> **What to produce**
Select all lines in the records that include "screenshot".

╭─ Task inputs

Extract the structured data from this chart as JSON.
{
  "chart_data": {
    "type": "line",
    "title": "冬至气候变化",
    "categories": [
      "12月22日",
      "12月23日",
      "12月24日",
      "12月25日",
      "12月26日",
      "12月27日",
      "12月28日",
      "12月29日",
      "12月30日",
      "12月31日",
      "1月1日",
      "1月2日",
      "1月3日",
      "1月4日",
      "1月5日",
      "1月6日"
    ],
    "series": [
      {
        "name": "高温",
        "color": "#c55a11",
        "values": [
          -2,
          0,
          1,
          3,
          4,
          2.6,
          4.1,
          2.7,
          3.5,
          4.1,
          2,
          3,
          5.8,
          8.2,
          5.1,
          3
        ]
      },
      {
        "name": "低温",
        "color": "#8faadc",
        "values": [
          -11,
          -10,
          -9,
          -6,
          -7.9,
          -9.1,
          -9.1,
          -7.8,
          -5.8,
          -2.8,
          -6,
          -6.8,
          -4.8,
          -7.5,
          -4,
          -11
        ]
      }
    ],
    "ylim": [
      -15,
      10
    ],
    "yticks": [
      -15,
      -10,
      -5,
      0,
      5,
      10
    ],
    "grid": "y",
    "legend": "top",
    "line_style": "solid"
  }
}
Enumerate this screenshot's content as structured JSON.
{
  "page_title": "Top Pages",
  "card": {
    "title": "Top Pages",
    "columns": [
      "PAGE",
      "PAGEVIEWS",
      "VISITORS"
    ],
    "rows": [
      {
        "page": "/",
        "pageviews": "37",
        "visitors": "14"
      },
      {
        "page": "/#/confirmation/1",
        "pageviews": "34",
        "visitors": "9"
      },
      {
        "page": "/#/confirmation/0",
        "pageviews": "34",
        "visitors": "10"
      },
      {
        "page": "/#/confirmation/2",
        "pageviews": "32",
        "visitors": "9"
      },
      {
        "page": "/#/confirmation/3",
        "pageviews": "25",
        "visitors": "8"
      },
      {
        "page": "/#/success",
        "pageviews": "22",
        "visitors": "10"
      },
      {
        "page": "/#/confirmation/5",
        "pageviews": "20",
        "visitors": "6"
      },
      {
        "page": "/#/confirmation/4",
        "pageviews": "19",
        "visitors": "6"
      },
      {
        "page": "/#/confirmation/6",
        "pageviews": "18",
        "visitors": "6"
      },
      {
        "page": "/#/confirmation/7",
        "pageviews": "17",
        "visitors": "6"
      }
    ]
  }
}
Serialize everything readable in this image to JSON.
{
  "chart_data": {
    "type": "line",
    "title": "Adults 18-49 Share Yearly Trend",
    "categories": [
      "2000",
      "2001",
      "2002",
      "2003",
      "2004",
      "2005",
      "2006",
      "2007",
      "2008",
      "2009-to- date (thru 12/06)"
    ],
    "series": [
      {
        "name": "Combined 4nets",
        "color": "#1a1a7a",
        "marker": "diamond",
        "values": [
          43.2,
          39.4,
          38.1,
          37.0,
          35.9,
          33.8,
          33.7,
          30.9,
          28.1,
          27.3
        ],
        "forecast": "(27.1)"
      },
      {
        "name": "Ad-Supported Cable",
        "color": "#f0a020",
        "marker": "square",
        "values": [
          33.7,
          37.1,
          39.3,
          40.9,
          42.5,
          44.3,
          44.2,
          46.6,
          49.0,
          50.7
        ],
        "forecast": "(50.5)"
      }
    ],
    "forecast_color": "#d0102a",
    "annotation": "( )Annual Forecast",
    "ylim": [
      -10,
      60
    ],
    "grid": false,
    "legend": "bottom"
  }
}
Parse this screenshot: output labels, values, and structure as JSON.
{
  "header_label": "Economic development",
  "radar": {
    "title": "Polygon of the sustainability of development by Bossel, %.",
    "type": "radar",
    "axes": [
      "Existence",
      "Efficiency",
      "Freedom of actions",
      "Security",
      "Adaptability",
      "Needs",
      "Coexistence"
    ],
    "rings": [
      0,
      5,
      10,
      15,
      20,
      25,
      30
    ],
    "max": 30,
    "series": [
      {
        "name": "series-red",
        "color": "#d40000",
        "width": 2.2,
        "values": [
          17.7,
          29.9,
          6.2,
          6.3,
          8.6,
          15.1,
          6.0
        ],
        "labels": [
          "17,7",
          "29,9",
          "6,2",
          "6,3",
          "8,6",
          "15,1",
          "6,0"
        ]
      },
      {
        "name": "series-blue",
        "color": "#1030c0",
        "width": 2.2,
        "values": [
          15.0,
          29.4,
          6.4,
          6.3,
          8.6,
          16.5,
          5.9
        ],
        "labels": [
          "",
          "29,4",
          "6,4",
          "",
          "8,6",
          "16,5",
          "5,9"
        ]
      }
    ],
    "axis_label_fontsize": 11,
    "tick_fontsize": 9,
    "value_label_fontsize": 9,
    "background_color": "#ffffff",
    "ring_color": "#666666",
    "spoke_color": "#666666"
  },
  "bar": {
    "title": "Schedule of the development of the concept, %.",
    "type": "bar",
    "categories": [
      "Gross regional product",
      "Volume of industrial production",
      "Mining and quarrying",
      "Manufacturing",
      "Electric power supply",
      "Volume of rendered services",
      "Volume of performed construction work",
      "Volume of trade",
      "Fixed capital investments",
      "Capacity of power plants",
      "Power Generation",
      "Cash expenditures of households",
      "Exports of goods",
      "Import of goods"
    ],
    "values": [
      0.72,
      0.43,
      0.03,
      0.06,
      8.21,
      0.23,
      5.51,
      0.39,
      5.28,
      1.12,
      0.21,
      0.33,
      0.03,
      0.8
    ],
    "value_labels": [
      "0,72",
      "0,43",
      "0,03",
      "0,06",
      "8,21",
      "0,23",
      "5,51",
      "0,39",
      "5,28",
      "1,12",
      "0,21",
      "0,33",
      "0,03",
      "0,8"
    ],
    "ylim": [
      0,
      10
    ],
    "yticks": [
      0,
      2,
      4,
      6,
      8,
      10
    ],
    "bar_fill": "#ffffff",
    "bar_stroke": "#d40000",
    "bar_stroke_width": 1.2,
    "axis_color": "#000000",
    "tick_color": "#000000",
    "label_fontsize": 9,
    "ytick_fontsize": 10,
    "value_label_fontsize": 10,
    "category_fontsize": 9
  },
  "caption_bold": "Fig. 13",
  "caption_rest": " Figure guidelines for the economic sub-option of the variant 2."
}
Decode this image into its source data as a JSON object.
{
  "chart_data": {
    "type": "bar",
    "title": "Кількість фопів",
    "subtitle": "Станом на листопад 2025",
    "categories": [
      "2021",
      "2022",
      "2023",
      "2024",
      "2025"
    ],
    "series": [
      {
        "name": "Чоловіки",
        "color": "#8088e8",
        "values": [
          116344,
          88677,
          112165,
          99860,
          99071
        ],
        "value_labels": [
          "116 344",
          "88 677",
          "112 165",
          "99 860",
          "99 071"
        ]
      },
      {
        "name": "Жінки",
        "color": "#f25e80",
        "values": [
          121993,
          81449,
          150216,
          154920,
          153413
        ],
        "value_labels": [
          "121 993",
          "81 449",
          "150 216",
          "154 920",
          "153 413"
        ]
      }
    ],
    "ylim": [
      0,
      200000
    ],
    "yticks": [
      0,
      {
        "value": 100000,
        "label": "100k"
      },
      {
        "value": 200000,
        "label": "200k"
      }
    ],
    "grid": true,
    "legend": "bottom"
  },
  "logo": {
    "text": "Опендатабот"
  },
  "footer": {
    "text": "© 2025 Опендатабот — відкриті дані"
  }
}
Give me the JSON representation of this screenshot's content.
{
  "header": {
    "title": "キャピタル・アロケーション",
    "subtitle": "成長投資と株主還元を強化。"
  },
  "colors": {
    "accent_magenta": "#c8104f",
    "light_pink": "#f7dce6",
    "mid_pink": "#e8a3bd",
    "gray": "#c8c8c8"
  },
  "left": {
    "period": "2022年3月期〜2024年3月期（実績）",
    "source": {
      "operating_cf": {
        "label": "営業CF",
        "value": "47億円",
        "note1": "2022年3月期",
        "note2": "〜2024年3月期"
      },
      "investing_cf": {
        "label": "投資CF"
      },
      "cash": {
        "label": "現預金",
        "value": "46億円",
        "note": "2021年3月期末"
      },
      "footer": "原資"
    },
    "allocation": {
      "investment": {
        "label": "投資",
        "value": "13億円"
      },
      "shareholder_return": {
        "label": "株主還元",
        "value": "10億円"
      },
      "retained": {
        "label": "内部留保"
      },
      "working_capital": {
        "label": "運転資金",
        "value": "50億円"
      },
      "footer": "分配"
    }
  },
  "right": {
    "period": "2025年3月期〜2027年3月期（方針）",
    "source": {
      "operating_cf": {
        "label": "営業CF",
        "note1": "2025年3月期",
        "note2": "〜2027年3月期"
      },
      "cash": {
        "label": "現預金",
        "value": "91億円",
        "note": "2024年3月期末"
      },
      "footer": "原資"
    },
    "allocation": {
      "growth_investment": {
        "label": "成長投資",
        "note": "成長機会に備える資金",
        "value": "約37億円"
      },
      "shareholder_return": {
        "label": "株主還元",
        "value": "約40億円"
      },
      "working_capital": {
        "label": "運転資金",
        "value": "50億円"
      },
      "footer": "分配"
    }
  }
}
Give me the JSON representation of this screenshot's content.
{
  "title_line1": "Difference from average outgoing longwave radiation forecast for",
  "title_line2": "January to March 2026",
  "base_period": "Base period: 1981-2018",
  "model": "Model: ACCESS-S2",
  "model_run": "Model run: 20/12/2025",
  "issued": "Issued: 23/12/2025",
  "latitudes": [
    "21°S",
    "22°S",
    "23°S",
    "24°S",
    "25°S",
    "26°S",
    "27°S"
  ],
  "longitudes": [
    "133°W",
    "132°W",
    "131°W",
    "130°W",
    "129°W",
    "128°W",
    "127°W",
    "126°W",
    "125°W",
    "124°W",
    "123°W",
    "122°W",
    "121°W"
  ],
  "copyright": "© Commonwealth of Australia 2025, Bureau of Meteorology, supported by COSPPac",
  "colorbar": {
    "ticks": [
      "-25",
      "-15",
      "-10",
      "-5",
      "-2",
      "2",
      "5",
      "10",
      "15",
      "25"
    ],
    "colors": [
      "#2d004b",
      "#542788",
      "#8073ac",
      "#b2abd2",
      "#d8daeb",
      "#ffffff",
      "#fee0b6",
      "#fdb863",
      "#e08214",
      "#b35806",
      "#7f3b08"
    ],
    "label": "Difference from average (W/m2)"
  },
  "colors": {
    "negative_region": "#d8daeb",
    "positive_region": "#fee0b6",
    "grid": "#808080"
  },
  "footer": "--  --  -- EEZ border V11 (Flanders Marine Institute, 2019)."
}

╰─

> **Task solution**
Enumerate this screenshot's content as structured JSON.
Parse this screenshot: output labels, values, and structure as JSON.
Give me the JSON representation of this screenshot's content.
Give me the JSON representation of this screenshot's content.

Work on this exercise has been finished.